What this task involves:
Check each line of the listing for the word "Other" and report how many lines contain it, giving nothing but the number.

(Dataset listings of figures)
------

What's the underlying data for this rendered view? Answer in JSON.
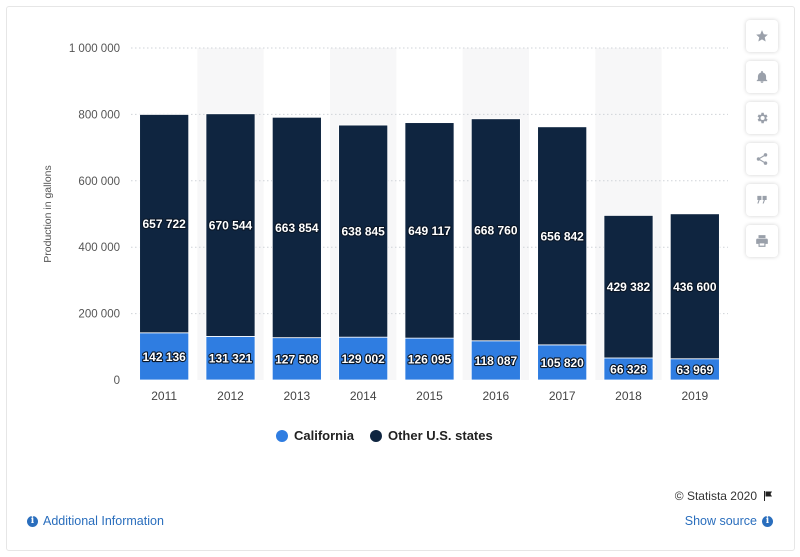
{
  "chart_data": {
    "type": "bar",
    "stacked": true,
    "categories": [
      "2011",
      "2012",
      "2013",
      "2014",
      "2015",
      "2016",
      "2017",
      "2018",
      "2019"
    ],
    "series": [
      {
        "name": "California",
        "color": "#2f7de1",
        "values": [
          142136,
          131321,
          127508,
          129002,
          126095,
          118087,
          105820,
          66328,
          63969
        ],
        "labels": [
          "142 136",
          "131 321",
          "127 508",
          "129 002",
          "126 095",
          "118 087",
          "105 820",
          "66 328",
          "63 969"
        ]
      },
      {
        "name": "Other U.S. states",
        "color": "#0f2540",
        "values": [
          657722,
          670544,
          663854,
          638845,
          649117,
          668760,
          656842,
          429382,
          436600
        ],
        "labels": [
          "657 722",
          "670 544",
          "663 854",
          "638 845",
          "649 117",
          "668 760",
          "656 842",
          "429 382",
          "436 600"
        ]
      }
    ],
    "ylabel": "Production in gallons",
    "ylim": [
      0,
      1000000
    ],
    "yticks": [
      0,
      200000,
      400000,
      600000,
      800000,
      1000000
    ],
    "ytick_labels": [
      "0",
      "200 000",
      "400 000",
      "600 000",
      "800 000",
      "1 000 000"
    ],
    "grid": true,
    "legend_position": "bottom"
  },
  "legend": {
    "california": "California",
    "other": "Other U.S. states"
  },
  "footer": {
    "credit": "© Statista 2020",
    "additional_info": "Additional Information",
    "show_source": "Show source"
  },
  "sidebar_icons": [
    "star-icon",
    "bell-icon",
    "gear-icon",
    "share-icon",
    "quote-icon",
    "print-icon"
  ]
}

------

Solution for this task:
2